### [The problem]
Please copy the entries exactly, starting at the line that contains "tornada-stop-below: Lluís Companys" and ending at the line that contains "stop-tick bbox=[302, 115, 305, 122]".

Labeled box entries:

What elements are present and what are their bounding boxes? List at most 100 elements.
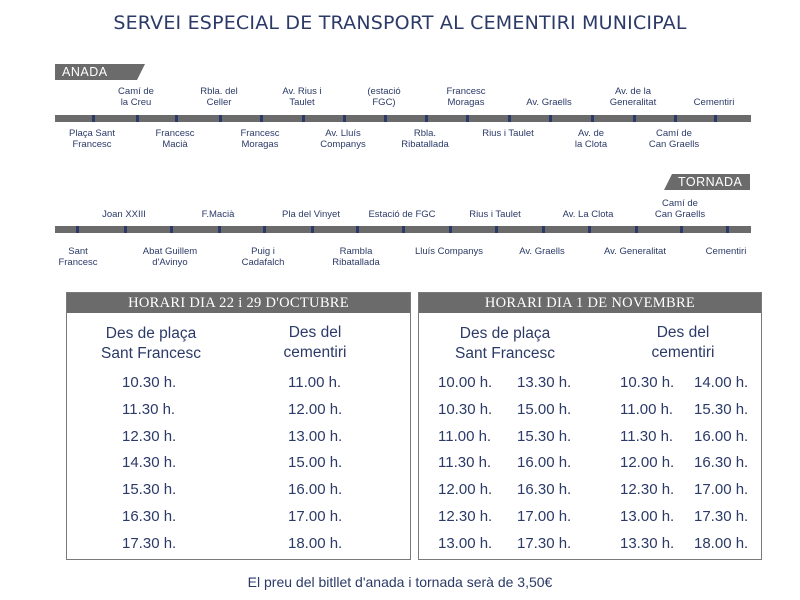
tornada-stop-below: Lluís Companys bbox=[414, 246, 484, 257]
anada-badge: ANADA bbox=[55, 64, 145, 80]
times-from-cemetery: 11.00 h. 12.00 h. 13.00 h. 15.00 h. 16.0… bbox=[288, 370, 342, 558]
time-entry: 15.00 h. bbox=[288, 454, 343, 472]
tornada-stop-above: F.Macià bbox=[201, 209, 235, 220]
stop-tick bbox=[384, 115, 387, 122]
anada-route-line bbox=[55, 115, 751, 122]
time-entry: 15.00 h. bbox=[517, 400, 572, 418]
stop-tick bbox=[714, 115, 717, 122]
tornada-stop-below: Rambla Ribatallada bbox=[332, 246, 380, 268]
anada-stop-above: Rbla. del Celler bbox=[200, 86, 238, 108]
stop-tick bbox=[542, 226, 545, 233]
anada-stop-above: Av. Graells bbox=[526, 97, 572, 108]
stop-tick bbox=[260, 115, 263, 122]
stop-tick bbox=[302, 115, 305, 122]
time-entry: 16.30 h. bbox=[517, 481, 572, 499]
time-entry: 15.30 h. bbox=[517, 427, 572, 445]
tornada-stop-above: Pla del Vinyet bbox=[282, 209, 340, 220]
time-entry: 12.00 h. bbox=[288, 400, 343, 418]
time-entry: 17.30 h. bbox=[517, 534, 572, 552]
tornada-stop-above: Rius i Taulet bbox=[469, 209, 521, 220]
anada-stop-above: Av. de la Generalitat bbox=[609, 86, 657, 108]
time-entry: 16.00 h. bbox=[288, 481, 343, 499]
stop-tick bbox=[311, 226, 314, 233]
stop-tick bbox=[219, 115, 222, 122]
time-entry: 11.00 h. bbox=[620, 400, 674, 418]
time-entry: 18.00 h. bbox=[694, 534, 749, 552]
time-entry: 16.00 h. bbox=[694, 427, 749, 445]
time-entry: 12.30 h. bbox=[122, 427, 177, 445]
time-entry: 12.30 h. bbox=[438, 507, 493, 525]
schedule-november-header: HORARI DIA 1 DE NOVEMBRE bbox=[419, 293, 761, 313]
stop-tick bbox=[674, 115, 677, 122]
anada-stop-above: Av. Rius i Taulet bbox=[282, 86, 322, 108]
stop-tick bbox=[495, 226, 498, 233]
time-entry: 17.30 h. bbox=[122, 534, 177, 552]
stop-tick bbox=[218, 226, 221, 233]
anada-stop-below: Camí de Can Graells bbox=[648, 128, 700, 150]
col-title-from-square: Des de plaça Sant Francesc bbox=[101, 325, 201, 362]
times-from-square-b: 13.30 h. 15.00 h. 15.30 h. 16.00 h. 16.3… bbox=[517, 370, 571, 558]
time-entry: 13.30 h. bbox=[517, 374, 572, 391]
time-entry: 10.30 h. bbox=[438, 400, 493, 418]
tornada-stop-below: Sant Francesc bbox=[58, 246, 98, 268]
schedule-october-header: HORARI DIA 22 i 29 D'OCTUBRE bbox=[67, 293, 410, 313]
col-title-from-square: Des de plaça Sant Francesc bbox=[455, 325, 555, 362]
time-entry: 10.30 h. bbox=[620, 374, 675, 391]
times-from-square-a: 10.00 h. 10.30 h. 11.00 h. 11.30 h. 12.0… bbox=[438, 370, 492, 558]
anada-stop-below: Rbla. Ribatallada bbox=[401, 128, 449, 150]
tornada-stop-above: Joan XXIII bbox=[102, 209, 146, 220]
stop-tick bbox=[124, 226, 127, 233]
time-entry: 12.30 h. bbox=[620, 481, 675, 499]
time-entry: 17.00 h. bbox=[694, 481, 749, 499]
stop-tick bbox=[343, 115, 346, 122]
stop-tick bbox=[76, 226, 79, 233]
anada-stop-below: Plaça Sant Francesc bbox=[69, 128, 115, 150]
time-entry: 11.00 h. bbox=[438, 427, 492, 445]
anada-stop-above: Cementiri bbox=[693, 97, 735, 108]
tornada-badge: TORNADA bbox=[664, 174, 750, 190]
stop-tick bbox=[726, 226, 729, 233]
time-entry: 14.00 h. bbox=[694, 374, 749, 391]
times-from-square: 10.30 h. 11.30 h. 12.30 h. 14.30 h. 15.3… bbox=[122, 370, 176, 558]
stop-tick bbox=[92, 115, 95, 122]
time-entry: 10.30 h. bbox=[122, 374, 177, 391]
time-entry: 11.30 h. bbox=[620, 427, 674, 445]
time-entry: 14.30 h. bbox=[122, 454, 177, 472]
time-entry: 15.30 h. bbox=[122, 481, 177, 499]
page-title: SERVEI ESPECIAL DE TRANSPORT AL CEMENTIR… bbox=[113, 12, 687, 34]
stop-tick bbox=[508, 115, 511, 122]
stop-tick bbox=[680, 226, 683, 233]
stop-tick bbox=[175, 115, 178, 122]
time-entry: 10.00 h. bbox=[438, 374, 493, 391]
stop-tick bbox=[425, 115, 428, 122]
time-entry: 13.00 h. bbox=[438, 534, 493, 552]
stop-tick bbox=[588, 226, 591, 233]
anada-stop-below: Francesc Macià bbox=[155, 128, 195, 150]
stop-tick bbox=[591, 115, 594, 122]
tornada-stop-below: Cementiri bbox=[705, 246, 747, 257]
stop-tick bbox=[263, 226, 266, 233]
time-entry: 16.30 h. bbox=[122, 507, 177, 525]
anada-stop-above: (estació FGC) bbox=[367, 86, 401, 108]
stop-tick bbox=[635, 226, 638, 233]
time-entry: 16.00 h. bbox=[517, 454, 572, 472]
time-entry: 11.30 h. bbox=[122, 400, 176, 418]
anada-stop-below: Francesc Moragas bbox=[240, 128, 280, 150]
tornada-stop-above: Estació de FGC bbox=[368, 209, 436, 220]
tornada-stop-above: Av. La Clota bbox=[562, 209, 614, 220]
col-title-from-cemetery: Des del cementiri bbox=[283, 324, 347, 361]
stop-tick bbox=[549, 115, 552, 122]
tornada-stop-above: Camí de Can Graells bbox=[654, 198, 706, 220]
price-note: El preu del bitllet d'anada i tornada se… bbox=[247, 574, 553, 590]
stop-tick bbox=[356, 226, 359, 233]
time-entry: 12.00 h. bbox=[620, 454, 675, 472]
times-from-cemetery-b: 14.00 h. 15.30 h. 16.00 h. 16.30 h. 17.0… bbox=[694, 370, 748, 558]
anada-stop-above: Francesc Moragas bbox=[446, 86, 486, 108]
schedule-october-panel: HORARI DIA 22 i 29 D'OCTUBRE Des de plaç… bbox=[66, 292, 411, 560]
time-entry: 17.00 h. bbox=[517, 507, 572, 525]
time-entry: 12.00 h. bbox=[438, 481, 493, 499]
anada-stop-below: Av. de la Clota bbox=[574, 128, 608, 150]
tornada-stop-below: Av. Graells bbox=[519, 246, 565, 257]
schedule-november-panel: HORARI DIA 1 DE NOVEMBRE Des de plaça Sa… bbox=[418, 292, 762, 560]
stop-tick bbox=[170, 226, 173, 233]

### [Exercise result]
tornada-stop-below: Lluís Companys bbox=[414, 246, 484, 257]
anada-badge: ANADA bbox=[55, 64, 145, 80]
times-from-cemetery: 11.00 h. 12.00 h. 13.00 h. 15.00 h. 16.0… bbox=[288, 370, 342, 558]
time-entry: 15.00 h. bbox=[288, 454, 343, 472]
tornada-stop-above: F.Macià bbox=[201, 209, 235, 220]
stop-tick bbox=[384, 115, 387, 122]
anada-route-line bbox=[55, 115, 751, 122]
time-entry: 15.00 h. bbox=[517, 400, 572, 418]
stop-tick bbox=[714, 115, 717, 122]
tornada-stop-below: Rambla Ribatallada bbox=[332, 246, 380, 268]
anada-stop-above: Rbla. del Celler bbox=[200, 86, 238, 108]
stop-tick bbox=[542, 226, 545, 233]
anada-stop-above: Av. Graells bbox=[526, 97, 572, 108]
stop-tick bbox=[260, 115, 263, 122]
stop-tick bbox=[302, 115, 305, 122]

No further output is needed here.